Exercise materials:

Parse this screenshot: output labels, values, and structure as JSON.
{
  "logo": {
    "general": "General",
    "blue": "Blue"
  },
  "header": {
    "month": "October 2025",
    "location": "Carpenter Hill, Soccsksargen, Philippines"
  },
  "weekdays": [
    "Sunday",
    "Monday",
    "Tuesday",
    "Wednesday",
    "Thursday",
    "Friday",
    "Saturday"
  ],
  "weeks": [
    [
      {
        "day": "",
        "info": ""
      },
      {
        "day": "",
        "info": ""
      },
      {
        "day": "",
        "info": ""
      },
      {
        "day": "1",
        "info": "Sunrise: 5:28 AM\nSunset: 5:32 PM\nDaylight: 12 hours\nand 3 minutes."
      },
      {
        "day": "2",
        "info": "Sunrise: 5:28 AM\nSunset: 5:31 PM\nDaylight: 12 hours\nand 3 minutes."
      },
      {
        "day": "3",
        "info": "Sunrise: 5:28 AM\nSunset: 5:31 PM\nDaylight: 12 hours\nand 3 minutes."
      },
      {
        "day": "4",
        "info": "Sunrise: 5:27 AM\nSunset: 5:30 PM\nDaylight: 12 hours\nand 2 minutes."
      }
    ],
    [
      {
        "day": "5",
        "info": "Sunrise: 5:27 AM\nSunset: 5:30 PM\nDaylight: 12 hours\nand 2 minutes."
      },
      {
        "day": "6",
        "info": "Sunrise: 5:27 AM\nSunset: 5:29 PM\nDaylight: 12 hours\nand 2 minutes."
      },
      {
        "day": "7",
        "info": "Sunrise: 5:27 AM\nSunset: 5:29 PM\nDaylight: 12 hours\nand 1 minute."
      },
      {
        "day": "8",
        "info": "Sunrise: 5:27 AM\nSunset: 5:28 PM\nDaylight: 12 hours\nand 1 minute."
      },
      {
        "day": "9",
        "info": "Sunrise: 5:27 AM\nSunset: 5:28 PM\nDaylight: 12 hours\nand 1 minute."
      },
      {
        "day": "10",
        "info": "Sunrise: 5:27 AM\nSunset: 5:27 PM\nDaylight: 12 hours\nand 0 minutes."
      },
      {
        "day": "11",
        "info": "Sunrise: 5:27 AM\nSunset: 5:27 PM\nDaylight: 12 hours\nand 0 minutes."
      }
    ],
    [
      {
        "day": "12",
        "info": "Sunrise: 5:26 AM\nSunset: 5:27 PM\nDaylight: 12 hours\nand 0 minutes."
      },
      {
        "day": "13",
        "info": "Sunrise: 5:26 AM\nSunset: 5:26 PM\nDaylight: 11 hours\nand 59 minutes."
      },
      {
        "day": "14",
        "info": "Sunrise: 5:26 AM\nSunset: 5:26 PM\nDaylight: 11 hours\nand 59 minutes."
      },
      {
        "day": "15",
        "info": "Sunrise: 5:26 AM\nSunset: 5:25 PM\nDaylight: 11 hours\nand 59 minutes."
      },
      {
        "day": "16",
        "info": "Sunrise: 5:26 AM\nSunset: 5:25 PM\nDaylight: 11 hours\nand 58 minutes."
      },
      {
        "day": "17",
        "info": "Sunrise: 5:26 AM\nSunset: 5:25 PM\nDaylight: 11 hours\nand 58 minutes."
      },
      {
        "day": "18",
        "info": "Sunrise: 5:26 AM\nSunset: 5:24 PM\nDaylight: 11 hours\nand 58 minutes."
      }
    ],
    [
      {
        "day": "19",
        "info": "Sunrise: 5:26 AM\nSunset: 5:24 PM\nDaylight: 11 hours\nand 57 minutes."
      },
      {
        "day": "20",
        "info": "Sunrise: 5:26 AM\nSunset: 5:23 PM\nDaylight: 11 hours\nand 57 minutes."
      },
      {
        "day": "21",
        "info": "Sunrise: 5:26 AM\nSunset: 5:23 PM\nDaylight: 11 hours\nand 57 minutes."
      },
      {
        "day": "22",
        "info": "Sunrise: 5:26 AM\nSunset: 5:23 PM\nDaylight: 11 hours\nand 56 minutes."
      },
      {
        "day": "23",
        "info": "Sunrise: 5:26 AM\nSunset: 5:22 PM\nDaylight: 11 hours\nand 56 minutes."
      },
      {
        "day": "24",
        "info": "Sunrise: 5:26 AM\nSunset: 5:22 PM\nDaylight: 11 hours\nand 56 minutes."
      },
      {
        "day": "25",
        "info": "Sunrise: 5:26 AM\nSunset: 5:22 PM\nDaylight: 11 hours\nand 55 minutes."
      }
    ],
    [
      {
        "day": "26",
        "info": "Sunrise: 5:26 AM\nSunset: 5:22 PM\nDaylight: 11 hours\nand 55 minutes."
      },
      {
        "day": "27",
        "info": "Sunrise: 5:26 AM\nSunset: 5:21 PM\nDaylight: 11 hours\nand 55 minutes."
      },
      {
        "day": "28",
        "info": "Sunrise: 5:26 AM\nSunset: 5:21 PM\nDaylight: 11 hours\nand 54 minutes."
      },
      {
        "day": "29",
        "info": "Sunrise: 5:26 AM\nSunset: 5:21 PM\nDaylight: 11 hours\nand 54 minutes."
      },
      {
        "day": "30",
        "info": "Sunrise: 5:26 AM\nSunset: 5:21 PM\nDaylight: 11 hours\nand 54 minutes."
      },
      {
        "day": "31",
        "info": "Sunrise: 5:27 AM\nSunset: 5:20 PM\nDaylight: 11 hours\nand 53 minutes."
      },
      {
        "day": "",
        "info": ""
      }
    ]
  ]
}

Stated problem: Return all of the data word for word.

Exercise result:
Parse this screenshot: output labels, values, and structure as JSON.
{
  "logo": {
    "general": "General",
    "blue": "Blue"
  },
  "header": {
    "month": "October 2025",
    "location": "Carpenter Hill, Soccsksargen, Philippines"
  },
  "weekdays": [
    "Sunday",
    "Monday",
    "Tuesday",
    "Wednesday",
    "Thursday",
    "Friday",
    "Saturday"
  ],
  "weeks": [
    [
      {
        "day": "",
        "info": ""
      },
      {
        "day": "",
        "info": ""
      },
      {
        "day": "",
        "info": ""
      },
      {
        "day": "1",
        "info": "Sunrise: 5:28 AM\nSunset: 5:32 PM\nDaylight: 12 hours\nand 3 minutes."
      },
      {
        "day": "2",
        "info": "Sunrise: 5:28 AM\nSunset: 5:31 PM\nDaylight: 12 hours\nand 3 minutes."
      },
      {
        "day": "3",
        "info": "Sunrise: 5:28 AM\nSunset: 5:31 PM\nDaylight: 12 hours\nand 3 minutes."
      },
      {
        "day": "4",
        "info": "Sunrise: 5:27 AM\nSunset: 5:30 PM\nDaylight: 12 hours\nand 2 minutes."
      }
    ],
    [
      {
        "day": "5",
        "info": "Sunrise: 5:27 AM\nSunset: 5:30 PM\nDaylight: 12 hours\nand 2 minutes."
      },
      {
        "day": "6",
        "info": "Sunrise: 5:27 AM\nSunset: 5:29 PM\nDaylight: 12 hours\nand 2 minutes."
      },
      {
        "day": "7",
        "info": "Sunrise: 5:27 AM\nSunset: 5:29 PM\nDaylight: 12 hours\nand 1 minute."
      },
      {
        "day": "8",
        "info": "Sunrise: 5:27 AM\nSunset: 5:28 PM\nDaylight: 12 hours\nand 1 minute."
      },
      {
        "day": "9",
        "info": "Sunrise: 5:27 AM\nSunset: 5:28 PM\nDaylight: 12 hours\nand 1 minute."
      },
      {
        "day": "10",
        "info": "Sunrise: 5:27 AM\nSunset: 5:27 PM\nDaylight: 12 hours\nand 0 minutes."
      },
      {
        "day": "11",
        "info": "Sunrise: 5:27 AM\nSunset: 5:27 PM\nDaylight: 12 hours\nand 0 minutes."
      }
    ],
    [
      {
        "day": "12",
        "info": "Sunrise: 5:26 AM\nSunset: 5:27 PM\nDaylight: 12 hours\nand 0 minutes."
      },
      {
        "day": "13",
        "info": "Sunrise: 5:26 AM\nSunset: 5:26 PM\nDaylight: 11 hours\nand 59 minutes."
      },
      {
        "day": "14",
        "info": "Sunrise: 5:26 AM\nSunset: 5:26 PM\nDaylight: 11 hours\nand 59 minutes."
      },
      {
        "day": "15",
        "info": "Sunrise: 5:26 AM\nSunset: 5:25 PM\nDaylight: 11 hours\nand 59 minutes."
      },
      {
        "day": "16",
        "info": "Sunrise: 5:26 AM\nSunset: 5:25 PM\nDaylight: 11 hours\nand 58 minutes."
      },
      {
        "day": "17",
        "info": "Sunrise: 5:26 AM\nSunset: 5:25 PM\nDaylight: 11 hours\nand 58 minutes."
      },
      {
        "day": "18",
        "info": "Sunrise: 5:26 AM\nSunset: 5:24 PM\nDaylight: 11 hours\nand 58 minutes."
      }
    ],
    [
      {
        "day": "19",
        "info": "Sunrise: 5:26 AM\nSunset: 5:24 PM\nDaylight: 11 hours\nand 57 minutes."
      },
      {
        "day": "20",
        "info": "Sunrise: 5:26 AM\nSunset: 5:23 PM\nDaylight: 11 hours\nand 57 minutes."
      },
      {
        "day": "21",
        "info": "Sunrise: 5:26 AM\nSunset: 5:23 PM\nDaylight: 11 hours\nand 57 minutes."
      },
      {
        "day": "22",
        "info": "Sunrise: 5:26 AM\nSunset: 5:23 PM\nDaylight: 11 hours\nand 56 minutes."
      },
      {
        "day": "23",
        "info": "Sunrise: 5:26 AM\nSunset: 5:22 PM\nDaylight: 11 hours\nand 56 minutes."
      },
      {
        "day": "24",
        "info": "Sunrise: 5:26 AM\nSunset: 5:22 PM\nDaylight: 11 hours\nand 56 minutes."
      },
      {
        "day": "25",
        "info": "Sunrise: 5:26 AM\nSunset: 5:22 PM\nDaylight: 11 hours\nand 55 minutes."
      }
    ],
    [
      {
        "day": "26",
        "info": "Sunrise: 5:26 AM\nSunset: 5:22 PM\nDaylight: 11 hours\nand 55 minutes."
      },
      {
        "day": "27",
        "info": "Sunrise: 5:26 AM\nSunset: 5:21 PM\nDaylight: 11 hours\nand 55 minutes."
      },
      {
        "day": "28",
        "info": "Sunrise: 5:26 AM\nSunset: 5:21 PM\nDaylight: 11 hours\nand 54 minutes."
      },
      {
        "day": "29",
        "info": "Sunrise: 5:26 AM\nSunset: 5:21 PM\nDaylight: 11 hours\nand 54 minutes."
      },
      {
        "day": "30",
        "info": "Sunrise: 5:26 AM\nSunset: 5:21 PM\nDaylight: 11 hours\nand 54 minutes."
      },
      {
        "day": "31",
        "info": "Sunrise: 5:27 AM\nSunset: 5:20 PM\nDaylight: 11 hours\nand 53 minutes."
      },
      {
        "day": "",
        "info": ""
      }
    ]
  ]
}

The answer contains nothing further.